→ **Challenge**
Your task is to count the lines of the entries below that include the word "polering" and to give only the resulting number.

Recorded data
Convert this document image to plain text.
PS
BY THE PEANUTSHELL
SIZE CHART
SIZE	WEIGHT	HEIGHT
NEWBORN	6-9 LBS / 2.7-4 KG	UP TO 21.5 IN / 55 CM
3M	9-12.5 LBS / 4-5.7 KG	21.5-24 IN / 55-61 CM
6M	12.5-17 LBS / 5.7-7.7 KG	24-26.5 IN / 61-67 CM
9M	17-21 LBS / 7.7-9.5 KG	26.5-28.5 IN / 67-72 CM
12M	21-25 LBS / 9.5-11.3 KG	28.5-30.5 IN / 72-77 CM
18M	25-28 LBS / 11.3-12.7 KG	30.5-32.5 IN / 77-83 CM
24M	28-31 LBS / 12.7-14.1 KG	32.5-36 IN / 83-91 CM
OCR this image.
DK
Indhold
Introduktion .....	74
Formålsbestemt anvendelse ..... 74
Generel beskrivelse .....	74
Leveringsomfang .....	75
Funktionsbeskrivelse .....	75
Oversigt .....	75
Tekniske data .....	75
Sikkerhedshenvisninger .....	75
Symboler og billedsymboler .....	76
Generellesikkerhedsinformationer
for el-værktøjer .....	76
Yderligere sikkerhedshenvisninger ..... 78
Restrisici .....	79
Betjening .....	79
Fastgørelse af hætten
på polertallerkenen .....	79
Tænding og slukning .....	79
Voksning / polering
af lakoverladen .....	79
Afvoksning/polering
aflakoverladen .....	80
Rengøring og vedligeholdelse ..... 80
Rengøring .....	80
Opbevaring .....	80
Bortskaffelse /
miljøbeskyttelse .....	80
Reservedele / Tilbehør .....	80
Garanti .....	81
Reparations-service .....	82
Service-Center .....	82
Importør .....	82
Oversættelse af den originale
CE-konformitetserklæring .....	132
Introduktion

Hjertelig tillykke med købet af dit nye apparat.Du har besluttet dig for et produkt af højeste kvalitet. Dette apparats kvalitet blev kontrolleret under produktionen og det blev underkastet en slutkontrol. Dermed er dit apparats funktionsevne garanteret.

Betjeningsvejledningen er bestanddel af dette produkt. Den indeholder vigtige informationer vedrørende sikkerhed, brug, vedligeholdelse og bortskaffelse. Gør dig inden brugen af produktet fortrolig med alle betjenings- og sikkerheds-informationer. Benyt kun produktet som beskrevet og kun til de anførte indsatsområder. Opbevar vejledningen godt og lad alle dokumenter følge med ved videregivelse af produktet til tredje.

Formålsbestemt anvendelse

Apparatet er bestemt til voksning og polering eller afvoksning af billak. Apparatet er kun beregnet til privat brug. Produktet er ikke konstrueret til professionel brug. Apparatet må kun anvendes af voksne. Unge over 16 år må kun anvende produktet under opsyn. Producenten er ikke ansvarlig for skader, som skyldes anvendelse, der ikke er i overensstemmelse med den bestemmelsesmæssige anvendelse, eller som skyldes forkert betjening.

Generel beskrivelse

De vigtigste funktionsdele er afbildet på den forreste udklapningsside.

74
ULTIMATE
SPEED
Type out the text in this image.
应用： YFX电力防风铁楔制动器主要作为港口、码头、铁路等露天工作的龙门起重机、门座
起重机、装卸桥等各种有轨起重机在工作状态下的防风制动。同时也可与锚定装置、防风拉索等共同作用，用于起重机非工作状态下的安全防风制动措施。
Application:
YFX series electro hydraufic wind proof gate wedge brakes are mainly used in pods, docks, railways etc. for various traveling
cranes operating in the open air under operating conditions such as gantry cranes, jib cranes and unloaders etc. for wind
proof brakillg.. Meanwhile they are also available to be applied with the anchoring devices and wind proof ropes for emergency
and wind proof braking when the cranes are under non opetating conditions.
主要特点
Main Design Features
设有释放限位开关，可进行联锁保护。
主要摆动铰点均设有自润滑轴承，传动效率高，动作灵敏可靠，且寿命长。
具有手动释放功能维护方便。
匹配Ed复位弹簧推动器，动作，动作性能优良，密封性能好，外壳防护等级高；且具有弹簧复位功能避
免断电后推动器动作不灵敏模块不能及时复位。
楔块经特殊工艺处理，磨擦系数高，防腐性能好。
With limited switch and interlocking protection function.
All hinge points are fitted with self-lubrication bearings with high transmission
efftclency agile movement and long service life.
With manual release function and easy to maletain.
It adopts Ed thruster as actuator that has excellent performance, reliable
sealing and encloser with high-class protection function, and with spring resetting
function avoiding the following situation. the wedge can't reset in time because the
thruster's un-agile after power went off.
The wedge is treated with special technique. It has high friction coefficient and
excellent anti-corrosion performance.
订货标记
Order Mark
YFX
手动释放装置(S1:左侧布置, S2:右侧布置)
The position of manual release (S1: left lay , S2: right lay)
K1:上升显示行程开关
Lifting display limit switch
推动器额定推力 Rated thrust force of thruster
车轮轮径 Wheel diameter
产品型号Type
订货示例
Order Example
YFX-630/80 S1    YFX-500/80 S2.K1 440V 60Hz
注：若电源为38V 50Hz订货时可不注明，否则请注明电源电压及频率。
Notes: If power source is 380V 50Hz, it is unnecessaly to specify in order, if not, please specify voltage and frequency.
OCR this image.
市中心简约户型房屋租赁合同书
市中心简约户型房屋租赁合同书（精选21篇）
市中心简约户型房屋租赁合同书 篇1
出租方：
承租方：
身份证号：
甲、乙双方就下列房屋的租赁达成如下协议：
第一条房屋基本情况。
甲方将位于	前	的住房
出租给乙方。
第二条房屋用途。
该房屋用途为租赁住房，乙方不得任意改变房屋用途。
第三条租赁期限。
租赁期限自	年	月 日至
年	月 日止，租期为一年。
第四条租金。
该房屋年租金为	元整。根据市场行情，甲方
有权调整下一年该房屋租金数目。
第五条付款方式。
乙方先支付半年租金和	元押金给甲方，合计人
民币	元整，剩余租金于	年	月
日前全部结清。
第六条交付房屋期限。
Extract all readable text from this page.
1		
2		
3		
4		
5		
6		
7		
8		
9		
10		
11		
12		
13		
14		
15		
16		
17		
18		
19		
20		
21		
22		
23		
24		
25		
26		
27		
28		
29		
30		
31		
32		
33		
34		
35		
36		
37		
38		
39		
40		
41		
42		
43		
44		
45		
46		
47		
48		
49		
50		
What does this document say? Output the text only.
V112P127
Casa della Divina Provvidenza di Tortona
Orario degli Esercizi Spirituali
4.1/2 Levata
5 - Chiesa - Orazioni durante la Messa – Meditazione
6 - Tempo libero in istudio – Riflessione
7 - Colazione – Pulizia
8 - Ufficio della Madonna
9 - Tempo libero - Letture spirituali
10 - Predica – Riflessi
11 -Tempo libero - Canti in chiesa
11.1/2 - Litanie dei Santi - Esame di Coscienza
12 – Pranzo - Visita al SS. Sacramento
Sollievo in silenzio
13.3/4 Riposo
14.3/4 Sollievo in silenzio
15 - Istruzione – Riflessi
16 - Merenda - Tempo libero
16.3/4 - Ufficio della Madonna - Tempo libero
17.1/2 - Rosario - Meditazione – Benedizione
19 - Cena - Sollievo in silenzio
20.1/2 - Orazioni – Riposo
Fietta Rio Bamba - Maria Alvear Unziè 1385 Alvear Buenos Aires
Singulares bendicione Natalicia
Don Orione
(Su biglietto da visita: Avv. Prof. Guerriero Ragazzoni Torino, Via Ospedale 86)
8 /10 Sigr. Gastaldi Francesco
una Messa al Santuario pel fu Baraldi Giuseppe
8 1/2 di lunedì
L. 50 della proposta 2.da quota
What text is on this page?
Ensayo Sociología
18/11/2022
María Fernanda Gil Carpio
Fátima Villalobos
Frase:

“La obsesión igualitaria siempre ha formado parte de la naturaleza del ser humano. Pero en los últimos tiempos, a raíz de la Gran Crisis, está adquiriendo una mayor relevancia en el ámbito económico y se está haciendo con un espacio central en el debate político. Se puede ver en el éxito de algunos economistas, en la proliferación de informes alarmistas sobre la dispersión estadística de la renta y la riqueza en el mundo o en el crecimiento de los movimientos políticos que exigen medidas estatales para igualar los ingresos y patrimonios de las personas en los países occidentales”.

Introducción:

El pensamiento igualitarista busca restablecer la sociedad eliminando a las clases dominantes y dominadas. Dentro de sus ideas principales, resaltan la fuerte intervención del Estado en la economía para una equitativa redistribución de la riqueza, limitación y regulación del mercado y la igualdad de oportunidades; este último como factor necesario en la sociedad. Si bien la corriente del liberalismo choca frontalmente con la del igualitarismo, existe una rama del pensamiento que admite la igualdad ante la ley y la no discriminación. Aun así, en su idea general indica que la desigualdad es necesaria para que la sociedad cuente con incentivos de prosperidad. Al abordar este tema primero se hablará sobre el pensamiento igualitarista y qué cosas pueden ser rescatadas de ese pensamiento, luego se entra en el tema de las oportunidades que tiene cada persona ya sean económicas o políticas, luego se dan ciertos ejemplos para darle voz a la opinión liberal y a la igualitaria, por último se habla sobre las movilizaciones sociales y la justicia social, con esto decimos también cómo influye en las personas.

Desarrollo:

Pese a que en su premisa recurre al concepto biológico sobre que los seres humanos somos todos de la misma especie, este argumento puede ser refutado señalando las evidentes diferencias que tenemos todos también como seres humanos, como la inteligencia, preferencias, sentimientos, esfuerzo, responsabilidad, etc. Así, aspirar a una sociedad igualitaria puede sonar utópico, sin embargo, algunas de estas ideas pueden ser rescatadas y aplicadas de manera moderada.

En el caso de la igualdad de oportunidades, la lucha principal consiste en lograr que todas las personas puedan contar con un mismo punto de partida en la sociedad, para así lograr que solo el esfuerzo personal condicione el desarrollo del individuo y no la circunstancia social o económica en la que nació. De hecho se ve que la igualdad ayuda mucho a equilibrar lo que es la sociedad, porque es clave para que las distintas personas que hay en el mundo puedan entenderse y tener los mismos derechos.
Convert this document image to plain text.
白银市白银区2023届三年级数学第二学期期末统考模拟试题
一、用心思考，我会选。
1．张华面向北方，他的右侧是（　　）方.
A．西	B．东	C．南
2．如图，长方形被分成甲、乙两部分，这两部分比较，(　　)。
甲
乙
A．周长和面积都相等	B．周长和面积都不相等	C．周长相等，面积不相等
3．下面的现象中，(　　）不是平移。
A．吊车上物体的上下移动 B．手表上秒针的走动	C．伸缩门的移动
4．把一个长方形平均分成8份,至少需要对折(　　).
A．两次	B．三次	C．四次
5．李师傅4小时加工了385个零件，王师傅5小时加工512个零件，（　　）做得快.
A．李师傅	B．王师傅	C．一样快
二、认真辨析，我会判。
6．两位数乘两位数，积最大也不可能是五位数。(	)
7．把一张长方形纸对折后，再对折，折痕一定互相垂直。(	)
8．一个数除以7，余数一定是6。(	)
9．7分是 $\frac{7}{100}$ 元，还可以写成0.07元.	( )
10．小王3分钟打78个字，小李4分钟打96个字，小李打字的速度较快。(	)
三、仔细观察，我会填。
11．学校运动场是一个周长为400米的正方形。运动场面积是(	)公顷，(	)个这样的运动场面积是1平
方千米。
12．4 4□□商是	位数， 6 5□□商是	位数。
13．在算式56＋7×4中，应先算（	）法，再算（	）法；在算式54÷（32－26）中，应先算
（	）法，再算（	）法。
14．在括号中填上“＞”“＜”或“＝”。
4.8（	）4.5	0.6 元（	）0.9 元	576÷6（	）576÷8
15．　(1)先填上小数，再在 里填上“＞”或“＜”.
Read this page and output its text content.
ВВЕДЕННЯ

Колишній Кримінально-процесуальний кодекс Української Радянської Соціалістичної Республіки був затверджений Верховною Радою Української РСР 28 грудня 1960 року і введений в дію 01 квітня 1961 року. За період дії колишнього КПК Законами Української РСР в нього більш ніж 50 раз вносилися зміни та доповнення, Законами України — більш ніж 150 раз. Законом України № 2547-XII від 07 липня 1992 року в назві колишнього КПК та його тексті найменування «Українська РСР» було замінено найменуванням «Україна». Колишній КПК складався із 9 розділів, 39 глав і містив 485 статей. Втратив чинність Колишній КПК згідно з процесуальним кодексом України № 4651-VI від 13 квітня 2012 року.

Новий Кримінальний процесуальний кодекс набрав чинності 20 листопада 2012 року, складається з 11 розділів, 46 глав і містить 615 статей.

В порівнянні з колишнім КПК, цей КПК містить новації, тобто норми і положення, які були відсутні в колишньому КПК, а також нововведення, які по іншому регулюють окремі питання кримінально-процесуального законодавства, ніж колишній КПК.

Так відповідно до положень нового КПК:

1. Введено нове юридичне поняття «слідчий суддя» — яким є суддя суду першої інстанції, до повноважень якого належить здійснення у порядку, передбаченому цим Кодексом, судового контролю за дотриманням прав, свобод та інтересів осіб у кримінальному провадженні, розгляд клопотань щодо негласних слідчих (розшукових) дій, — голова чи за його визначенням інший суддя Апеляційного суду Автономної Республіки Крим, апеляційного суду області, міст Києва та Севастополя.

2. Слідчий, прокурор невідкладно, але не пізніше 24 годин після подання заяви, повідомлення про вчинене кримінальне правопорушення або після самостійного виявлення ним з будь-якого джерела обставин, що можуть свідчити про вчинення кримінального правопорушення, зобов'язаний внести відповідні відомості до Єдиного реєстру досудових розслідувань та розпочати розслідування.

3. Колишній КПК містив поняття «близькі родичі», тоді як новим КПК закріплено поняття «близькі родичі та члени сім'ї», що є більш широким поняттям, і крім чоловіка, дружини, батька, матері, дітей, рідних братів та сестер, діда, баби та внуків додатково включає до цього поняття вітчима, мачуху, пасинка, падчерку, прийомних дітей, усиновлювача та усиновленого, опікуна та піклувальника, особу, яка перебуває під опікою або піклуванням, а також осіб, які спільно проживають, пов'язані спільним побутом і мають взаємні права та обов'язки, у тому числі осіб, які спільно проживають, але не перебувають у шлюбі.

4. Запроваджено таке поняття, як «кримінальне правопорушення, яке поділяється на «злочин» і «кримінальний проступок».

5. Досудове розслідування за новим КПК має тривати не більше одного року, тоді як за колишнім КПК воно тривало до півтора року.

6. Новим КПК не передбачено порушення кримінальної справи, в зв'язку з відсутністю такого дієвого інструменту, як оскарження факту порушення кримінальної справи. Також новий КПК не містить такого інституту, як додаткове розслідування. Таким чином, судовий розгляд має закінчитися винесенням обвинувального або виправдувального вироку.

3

→ **Written answer**
3